::: SUPPLIED MATERIAL :::

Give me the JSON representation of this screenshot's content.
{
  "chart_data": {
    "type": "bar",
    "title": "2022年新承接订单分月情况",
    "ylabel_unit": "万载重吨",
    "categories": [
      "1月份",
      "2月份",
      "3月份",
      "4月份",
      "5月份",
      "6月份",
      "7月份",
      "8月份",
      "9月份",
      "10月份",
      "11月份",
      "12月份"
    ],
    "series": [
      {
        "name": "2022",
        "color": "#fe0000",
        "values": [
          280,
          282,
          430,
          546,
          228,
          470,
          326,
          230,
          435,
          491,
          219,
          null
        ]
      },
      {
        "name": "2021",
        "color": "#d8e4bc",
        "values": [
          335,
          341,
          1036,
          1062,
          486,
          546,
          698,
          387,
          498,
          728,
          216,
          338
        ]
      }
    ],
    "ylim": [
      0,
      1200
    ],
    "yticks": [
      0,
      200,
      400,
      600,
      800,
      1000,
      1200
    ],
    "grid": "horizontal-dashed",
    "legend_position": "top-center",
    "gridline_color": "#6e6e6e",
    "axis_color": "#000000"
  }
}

:::

WORK INSTRUCTIONS –
Your task is to retype all the records above with nothing left out.

EXERCISE OUTPUT –
Give me the JSON representation of this screenshot's content.
{
  "chart_data": {
    "type": "bar",
    "title": "2022年新承接订单分月情况",
    "ylabel_unit": "万载重吨",
    "categories": [
      "1月份",
      "2月份",
      "3月份",
      "4月份",
      "5月份",
      "6月份",
      "7月份",
      "8月份",
      "9月份",
      "10月份",
      "11月份",
      "12月份"
    ],
    "series": [
      {
        "name": "2022",
        "color": "#fe0000",
        "values": [
          280,
          282,
          430,
          546,
          228,
          470,
          326,
          230,
          435,
          491,
          219,
          null
        ]
      },
      {
        "name": "2021",
        "color": "#d8e4bc",
        "values": [
          335,
          341,
          1036,
          1062,
          486,
          546,
          698,
          387,
          498,
          728,
          216,
          338
        ]
      }
    ],
    "ylim": [
      0,
      1200
    ],
    "yticks": [
      0,
      200,
      400,
      600,
      800,
      1000,
      1200
    ],
    "grid": "horizontal-dashed",
    "legend_position": "top-center",
    "gridline_color": "#6e6e6e",
    "axis_color": "#000000"
  }
}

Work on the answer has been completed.